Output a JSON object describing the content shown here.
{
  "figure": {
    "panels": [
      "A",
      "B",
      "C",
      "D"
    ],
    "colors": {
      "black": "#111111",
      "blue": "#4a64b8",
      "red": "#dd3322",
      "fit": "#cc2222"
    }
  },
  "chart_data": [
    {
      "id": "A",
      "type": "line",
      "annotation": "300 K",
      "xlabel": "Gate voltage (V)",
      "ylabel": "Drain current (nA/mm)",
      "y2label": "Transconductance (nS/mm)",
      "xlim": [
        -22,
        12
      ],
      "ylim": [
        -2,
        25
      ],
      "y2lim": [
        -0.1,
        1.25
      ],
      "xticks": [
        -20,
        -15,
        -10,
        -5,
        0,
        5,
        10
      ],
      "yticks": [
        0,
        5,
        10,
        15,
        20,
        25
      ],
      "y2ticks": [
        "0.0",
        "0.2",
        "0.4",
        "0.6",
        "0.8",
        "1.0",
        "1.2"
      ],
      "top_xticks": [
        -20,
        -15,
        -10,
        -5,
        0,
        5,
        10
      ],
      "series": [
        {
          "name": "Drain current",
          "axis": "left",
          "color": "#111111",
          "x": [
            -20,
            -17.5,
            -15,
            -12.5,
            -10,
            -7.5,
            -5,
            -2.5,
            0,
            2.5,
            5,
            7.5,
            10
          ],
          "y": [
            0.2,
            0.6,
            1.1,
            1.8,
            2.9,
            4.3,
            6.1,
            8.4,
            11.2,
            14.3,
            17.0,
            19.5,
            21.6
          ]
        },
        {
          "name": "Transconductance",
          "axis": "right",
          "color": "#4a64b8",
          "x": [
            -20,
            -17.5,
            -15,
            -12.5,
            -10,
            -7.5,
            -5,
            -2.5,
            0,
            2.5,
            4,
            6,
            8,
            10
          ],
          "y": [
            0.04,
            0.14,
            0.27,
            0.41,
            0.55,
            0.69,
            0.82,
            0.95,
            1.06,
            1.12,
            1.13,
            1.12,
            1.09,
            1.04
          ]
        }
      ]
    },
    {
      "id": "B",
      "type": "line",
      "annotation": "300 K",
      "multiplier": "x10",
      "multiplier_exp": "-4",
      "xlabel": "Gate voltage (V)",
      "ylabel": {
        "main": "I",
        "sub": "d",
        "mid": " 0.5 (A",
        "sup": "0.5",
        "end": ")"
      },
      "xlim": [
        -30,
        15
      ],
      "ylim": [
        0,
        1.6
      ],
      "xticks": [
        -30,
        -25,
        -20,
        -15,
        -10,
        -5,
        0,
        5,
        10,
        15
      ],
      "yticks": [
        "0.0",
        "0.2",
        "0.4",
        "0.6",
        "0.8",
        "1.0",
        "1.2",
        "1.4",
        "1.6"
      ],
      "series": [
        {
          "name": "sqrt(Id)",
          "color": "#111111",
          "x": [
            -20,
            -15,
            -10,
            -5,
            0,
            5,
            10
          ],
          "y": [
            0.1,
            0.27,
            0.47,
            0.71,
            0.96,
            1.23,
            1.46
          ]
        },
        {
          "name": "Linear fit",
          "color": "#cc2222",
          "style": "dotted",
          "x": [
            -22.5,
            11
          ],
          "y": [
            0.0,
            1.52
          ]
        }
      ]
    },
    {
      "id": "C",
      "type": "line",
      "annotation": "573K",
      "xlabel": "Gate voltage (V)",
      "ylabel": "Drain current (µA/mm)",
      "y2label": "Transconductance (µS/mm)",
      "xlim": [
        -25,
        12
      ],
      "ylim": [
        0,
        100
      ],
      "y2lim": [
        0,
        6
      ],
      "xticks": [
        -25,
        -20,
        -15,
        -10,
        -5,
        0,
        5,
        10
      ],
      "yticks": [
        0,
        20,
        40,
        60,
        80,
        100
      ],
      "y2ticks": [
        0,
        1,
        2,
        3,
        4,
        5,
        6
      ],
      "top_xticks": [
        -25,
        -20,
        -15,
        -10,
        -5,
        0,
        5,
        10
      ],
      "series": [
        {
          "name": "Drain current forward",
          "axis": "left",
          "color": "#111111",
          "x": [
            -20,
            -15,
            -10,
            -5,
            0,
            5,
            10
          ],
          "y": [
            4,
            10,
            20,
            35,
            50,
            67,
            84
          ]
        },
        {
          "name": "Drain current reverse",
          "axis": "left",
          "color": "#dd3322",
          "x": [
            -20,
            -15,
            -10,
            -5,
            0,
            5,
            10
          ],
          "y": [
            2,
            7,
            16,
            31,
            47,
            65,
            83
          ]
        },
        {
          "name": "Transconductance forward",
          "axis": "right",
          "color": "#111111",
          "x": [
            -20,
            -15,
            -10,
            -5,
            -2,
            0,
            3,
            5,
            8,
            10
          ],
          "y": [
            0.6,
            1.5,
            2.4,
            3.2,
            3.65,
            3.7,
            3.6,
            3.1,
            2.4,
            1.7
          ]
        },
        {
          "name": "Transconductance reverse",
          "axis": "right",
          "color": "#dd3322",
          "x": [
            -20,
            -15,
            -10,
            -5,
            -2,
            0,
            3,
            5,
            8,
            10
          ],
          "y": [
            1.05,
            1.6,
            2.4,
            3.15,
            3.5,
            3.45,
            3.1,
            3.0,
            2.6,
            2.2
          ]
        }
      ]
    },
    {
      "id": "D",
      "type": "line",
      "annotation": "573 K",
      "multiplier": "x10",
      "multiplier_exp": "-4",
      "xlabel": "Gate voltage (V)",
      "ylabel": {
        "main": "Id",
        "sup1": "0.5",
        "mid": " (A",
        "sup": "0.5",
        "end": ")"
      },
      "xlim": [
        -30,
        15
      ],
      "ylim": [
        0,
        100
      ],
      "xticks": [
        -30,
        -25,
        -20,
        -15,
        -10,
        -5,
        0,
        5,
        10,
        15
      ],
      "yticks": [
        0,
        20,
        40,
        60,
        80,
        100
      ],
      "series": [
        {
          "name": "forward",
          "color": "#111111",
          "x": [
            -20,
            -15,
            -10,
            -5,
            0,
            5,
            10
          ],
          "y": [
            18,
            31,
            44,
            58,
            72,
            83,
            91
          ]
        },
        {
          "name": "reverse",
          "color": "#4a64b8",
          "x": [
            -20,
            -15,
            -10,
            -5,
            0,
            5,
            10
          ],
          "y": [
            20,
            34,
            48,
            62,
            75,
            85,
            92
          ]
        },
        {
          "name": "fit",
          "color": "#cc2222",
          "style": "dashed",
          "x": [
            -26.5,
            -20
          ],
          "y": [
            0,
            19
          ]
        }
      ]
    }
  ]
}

= Task objective =
Print the whole listing again, exactly.

= Answer for this exercise =
Output a JSON object describing the content shown here.
{
  "figure": {
    "panels": [
      "A",
      "B",
      "C",
      "D"
    ],
    "colors": {
      "black": "#111111",
      "blue": "#4a64b8",
      "red": "#dd3322",
      "fit": "#cc2222"
    }
  },
  "chart_data": [
    {
      "id": "A",
      "type": "line",
      "annotation": "300 K",
      "xlabel": "Gate voltage (V)",
      "ylabel": "Drain current (nA/mm)",
      "y2label": "Transconductance (nS/mm)",
      "xlim": [
        -22,
        12
      ],
      "ylim": [
        -2,
        25
      ],
      "y2lim": [
        -0.1,
        1.25
      ],
      "xticks": [
        -20,
        -15,
        -10,
        -5,
        0,
        5,
        10
      ],
      "yticks": [
        0,
        5,
        10,
        15,
        20,
        25
      ],
      "y2ticks": [
        "0.0",
        "0.2",
        "0.4",
        "0.6",
        "0.8",
        "1.0",
        "1.2"
      ],
      "top_xticks": [
        -20,
        -15,
        -10,
        -5,
        0,
        5,
        10
      ],
      "series": [
        {
          "name": "Drain current",
          "axis": "left",
          "color": "#111111",
          "x": [
            -20,
            -17.5,
            -15,
            -12.5,
            -10,
            -7.5,
            -5,
            -2.5,
            0,
            2.5,
            5,
            7.5,
            10
          ],
          "y": [
            0.2,
            0.6,
            1.1,
            1.8,
            2.9,
            4.3,
            6.1,
            8.4,
            11.2,
            14.3,
            17.0,
            19.5,
            21.6
          ]
        },
        {
          "name": "Transconductance",
          "axis": "right",
          "color": "#4a64b8",
          "x": [
            -20,
            -17.5,
            -15,
            -12.5,
            -10,
            -7.5,
            -5,
            -2.5,
            0,
            2.5,
            4,
            6,
            8,
            10
          ],
          "y": [
            0.04,
            0.14,
            0.27,
            0.41,
            0.55,
            0.69,
            0.82,
            0.95,
            1.06,
            1.12,
            1.13,
            1.12,
            1.09,
            1.04
          ]
        }
      ]
    },
    {
      "id": "B",
      "type": "line",
      "annotation": "300 K",
      "multiplier": "x10",
      "multiplier_exp": "-4",
      "xlabel": "Gate voltage (V)",
      "ylabel": {
        "main": "I",
        "sub": "d",
        "mid": " 0.5 (A",
        "sup": "0.5",
        "end": ")"
      },
      "xlim": [
        -30,
        15
      ],
      "ylim": [
        0,
        1.6
      ],
      "xticks": [
        -30,
        -25,
        -20,
        -15,
        -10,
        -5,
        0,
        5,
        10,
        15
      ],
      "yticks": [
        "0.0",
        "0.2",
        "0.4",
        "0.6",
        "0.8",
        "1.0",
        "1.2",
        "1.4",
        "1.6"
      ],
      "series": [
        {
          "name": "sqrt(Id)",
          "color": "#111111",
          "x": [
            -20,
            -15,
            -10,
            -5,
            0,
            5,
            10
          ],
          "y": [
            0.1,
            0.27,
            0.47,
            0.71,
            0.96,
            1.23,
            1.46
          ]
        },
        {
          "name": "Linear fit",
          "color": "#cc2222",
          "style": "dotted",
          "x": [
            -22.5,
            11
          ],
          "y": [
            0.0,
            1.52
          ]
        }
      ]
    },
    {
      "id": "C",
      "type": "line",
      "annotation": "573K",
      "xlabel": "Gate voltage (V)",
      "ylabel": "Drain current (µA/mm)",
      "y2label": "Transconductance (µS/mm)",
      "xlim": [
        -25,
        12
      ],
      "ylim": [
        0,
        100
      ],
      "y2lim": [
        0,
        6
      ],
      "xticks": [
        -25,
        -20,
        -15,
        -10,
        -5,
        0,
        5,
        10
      ],
      "yticks": [
        0,
        20,
        40,
        60,
        80,
        100
      ],
      "y2ticks": [
        0,
        1,
        2,
        3,
        4,
        5,
        6
      ],
      "top_xticks": [
        -25,
        -20,
        -15,
        -10,
        -5,
        0,
        5,
        10
      ],
      "series": [
        {
          "name": "Drain current forward",
          "axis": "left",
          "color": "#111111",
          "x": [
            -20,
            -15,
            -10,
            -5,
            0,
            5,
            10
          ],
          "y": [
            4,
            10,
            20,
            35,
            50,
            67,
            84
          ]
        },
        {
          "name": "Drain current reverse",
          "axis": "left",
          "color": "#dd3322",
          "x": [
            -20,
            -15,
            -10,
            -5,
            0,
            5,
            10
          ],
          "y": [
            2,
            7,
            16,
            31,
            47,
            65,
            83
          ]
        },
        {
          "name": "Transconductance forward",
          "axis": "right",
          "color": "#111111",
          "x": [
            -20,
            -15,
            -10,
            -5,
            -2,
            0,
            3,
            5,
            8,
            10
          ],
          "y": [
            0.6,
            1.5,
            2.4,
            3.2,
            3.65,
            3.7,
            3.6,
            3.1,
            2.4,
            1.7
          ]
        },
        {
          "name": "Transconductance reverse",
          "axis": "right",
          "color": "#dd3322",
          "x": [
            -20,
            -15,
            -10,
            -5,
            -2,
            0,
            3,
            5,
            8,
            10
          ],
          "y": [
            1.05,
            1.6,
            2.4,
            3.15,
            3.5,
            3.45,
            3.1,
            3.0,
            2.6,
            2.2
          ]
        }
      ]
    },
    {
      "id": "D",
      "type": "line",
      "annotation": "573 K",
      "multiplier": "x10",
      "multiplier_exp": "-4",
      "xlabel": "Gate voltage (V)",
      "ylabel": {
        "main": "Id",
        "sup1": "0.5",
        "mid": " (A",
        "sup": "0.5",
        "end": ")"
      },
      "xlim": [
        -30,
        15
      ],
      "ylim": [
        0,
        100
      ],
      "xticks": [
        -30,
        -25,
        -20,
        -15,
        -10,
        -5,
        0,
        5,
        10,
        15
      ],
      "yticks": [
        0,
        20,
        40,
        60,
        80,
        100
      ],
      "series": [
        {
          "name": "forward",
          "color": "#111111",
          "x": [
            -20,
            -15,
            -10,
            -5,
            0,
            5,
            10
          ],
          "y": [
            18,
            31,
            44,
            58,
            72,
            83,
            91
          ]
        },
        {
          "name": "reverse",
          "color": "#4a64b8",
          "x": [
            -20,
            -15,
            -10,
            -5,
            0,
            5,
            10
          ],
          "y": [
            20,
            34,
            48,
            62,
            75,
            85,
            92
          ]
        },
        {
          "name": "fit",
          "color": "#cc2222",
          "style": "dashed",
          "x": [
            -26.5,
            -20
          ],
          "y": [
            0,
            19
          ]
        }
      ]
    }
  ]
}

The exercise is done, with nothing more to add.